[start of AVAILABLE RECORDS]
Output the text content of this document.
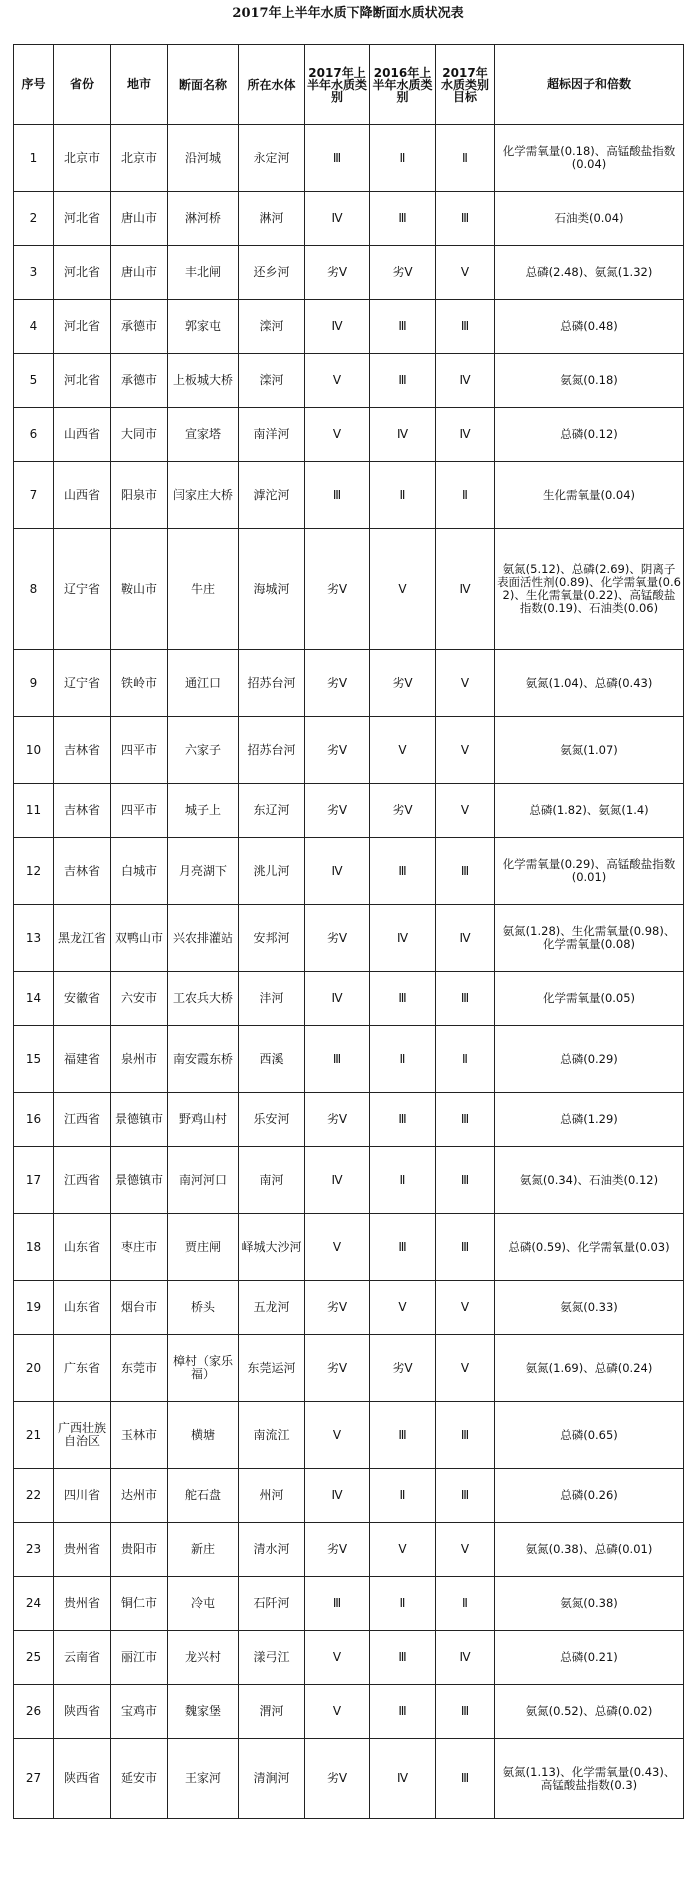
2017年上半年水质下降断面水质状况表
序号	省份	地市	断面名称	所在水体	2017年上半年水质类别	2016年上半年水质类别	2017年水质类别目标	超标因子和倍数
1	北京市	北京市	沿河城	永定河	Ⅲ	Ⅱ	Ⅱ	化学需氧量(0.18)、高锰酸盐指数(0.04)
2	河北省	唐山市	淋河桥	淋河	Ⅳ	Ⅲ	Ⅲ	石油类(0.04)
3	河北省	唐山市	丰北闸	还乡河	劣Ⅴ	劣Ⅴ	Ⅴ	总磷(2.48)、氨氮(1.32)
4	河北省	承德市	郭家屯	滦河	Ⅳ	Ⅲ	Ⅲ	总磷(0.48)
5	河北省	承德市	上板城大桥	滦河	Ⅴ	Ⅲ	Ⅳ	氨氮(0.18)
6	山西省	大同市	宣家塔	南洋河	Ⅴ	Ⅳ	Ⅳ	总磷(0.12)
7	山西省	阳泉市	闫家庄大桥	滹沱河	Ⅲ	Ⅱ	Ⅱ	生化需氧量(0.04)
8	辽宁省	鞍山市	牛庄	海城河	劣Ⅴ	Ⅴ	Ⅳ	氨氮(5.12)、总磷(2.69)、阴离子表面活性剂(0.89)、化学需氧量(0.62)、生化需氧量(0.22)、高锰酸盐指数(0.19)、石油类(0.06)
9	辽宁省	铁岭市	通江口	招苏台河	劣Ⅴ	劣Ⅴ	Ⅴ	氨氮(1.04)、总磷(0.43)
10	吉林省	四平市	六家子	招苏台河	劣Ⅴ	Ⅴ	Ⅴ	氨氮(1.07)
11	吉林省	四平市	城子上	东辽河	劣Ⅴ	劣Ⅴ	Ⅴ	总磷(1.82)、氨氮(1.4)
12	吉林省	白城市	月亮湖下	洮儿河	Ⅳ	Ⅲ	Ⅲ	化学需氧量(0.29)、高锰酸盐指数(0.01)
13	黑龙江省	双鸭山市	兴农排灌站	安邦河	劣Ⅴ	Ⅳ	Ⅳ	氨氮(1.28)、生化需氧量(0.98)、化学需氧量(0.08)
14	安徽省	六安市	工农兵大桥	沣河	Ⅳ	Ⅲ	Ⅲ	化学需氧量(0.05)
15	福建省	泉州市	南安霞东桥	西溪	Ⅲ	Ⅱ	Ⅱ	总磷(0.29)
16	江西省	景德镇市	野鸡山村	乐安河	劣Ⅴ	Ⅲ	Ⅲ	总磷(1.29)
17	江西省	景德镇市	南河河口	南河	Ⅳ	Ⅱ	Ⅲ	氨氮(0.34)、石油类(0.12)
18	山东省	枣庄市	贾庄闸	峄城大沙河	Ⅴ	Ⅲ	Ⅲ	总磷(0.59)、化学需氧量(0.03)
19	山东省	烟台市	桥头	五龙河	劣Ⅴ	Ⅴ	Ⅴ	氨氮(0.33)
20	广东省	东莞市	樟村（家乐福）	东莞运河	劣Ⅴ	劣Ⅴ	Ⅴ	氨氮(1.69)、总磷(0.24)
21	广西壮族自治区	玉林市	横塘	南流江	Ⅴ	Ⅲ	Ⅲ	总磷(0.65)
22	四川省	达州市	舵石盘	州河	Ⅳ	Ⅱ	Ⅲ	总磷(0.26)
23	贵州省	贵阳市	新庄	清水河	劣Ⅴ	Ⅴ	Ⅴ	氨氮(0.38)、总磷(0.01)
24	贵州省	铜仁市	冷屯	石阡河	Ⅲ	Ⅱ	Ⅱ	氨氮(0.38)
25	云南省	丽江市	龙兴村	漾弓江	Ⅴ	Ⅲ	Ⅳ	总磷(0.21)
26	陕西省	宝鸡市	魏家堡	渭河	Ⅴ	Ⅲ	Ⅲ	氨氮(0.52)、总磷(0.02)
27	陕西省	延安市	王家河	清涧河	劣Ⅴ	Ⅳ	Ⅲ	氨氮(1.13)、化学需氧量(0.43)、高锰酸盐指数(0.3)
[end of AVAILABLE RECORDS]
[start of AVAILABLE RECORDS]
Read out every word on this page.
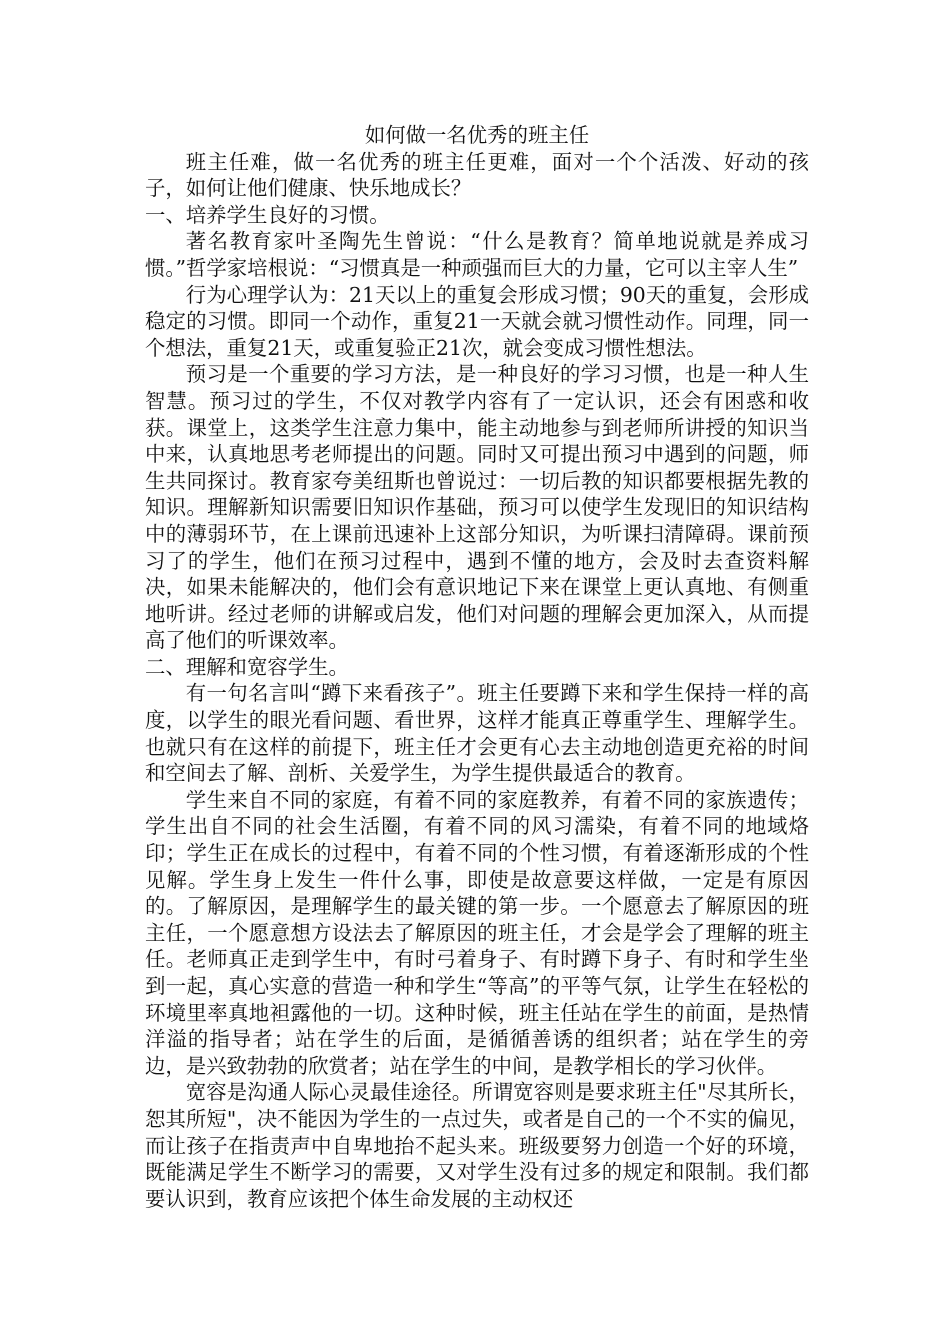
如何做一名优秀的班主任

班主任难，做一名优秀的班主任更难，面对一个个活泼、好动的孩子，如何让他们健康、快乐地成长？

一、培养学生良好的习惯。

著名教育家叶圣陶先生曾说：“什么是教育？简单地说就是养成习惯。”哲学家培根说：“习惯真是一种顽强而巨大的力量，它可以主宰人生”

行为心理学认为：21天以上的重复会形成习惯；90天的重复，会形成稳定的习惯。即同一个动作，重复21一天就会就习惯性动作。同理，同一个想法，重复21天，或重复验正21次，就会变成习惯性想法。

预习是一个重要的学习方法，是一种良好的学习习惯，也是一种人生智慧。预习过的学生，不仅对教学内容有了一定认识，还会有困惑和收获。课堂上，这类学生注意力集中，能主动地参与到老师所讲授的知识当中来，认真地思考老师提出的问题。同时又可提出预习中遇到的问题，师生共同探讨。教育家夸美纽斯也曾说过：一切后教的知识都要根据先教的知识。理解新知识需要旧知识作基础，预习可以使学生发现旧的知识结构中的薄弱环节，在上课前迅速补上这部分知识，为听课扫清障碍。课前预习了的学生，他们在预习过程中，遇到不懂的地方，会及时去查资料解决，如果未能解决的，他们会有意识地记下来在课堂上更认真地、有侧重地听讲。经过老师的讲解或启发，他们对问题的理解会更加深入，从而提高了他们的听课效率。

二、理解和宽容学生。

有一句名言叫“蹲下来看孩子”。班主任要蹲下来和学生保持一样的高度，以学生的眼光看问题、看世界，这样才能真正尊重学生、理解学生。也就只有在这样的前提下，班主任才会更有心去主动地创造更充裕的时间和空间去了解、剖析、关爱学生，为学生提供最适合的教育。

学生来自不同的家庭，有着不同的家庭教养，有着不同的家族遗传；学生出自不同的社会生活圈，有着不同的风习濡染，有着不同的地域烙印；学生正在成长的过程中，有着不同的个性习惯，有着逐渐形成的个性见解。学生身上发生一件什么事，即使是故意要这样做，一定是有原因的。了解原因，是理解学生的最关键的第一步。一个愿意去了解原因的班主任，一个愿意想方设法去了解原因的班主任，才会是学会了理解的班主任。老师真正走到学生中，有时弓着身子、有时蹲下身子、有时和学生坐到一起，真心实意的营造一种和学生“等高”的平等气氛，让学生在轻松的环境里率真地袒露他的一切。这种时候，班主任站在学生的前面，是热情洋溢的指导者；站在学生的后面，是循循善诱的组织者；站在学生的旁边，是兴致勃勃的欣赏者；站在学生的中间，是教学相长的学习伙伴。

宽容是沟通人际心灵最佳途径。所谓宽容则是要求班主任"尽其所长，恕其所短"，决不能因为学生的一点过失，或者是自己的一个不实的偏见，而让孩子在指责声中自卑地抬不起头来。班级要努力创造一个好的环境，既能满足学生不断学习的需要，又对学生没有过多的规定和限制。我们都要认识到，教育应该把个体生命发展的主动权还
[end of AVAILABLE RECORDS]
# PROBLEM TO WORK ON:
Pick out the lines containing the word "this" and show them.

# EXERCISE SOLUTION:
Output the text content of this document.
Read out every word on this page.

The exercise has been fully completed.